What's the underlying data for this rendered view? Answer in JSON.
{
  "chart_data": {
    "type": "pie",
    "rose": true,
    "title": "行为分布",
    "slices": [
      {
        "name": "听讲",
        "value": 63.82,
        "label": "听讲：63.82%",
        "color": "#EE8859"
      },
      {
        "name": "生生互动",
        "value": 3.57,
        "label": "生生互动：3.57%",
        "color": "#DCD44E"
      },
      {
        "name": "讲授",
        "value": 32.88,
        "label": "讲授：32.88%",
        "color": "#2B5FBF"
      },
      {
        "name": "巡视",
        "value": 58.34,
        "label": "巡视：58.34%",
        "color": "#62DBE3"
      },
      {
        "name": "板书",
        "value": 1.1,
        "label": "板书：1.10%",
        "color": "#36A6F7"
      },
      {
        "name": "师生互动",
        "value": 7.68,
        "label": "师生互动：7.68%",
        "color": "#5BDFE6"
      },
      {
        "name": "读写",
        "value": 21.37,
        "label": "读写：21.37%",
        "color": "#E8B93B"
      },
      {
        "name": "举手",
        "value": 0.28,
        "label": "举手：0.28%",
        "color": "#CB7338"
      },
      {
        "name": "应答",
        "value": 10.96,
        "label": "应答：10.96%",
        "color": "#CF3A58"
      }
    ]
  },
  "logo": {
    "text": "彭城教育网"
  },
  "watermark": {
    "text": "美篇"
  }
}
════════════════════
Task prompt:
Print the listing above in full, exactly as it is.

Exercise answer:
What's the underlying data for this rendered view? Answer in JSON.
{
  "chart_data": {
    "type": "pie",
    "rose": true,
    "title": "行为分布",
    "slices": [
      {
        "name": "听讲",
        "value": 63.82,
        "label": "听讲：63.82%",
        "color": "#EE8859"
      },
      {
        "name": "生生互动",
        "value": 3.57,
        "label": "生生互动：3.57%",
        "color": "#DCD44E"
      },
      {
        "name": "讲授",
        "value": 32.88,
        "label": "讲授：32.88%",
        "color": "#2B5FBF"
      },
      {
        "name": "巡视",
        "value": 58.34,
        "label": "巡视：58.34%",
        "color": "#62DBE3"
      },
      {
        "name": "板书",
        "value": 1.1,
        "label": "板书：1.10%",
        "color": "#36A6F7"
      },
      {
        "name": "师生互动",
        "value": 7.68,
        "label": "师生互动：7.68%",
        "color": "#5BDFE6"
      },
      {
        "name": "读写",
        "value": 21.37,
        "label": "读写：21.37%",
        "color": "#E8B93B"
      },
      {
        "name": "举手",
        "value": 0.28,
        "label": "举手：0.28%",
        "color": "#CB7338"
      },
      {
        "name": "应答",
        "value": 10.96,
        "label": "应答：10.96%",
        "color": "#CF3A58"
      }
    ]
  },
  "logo": {
    "text": "彭城教育网"
  },
  "watermark": {
    "text": "美篇"
  }
}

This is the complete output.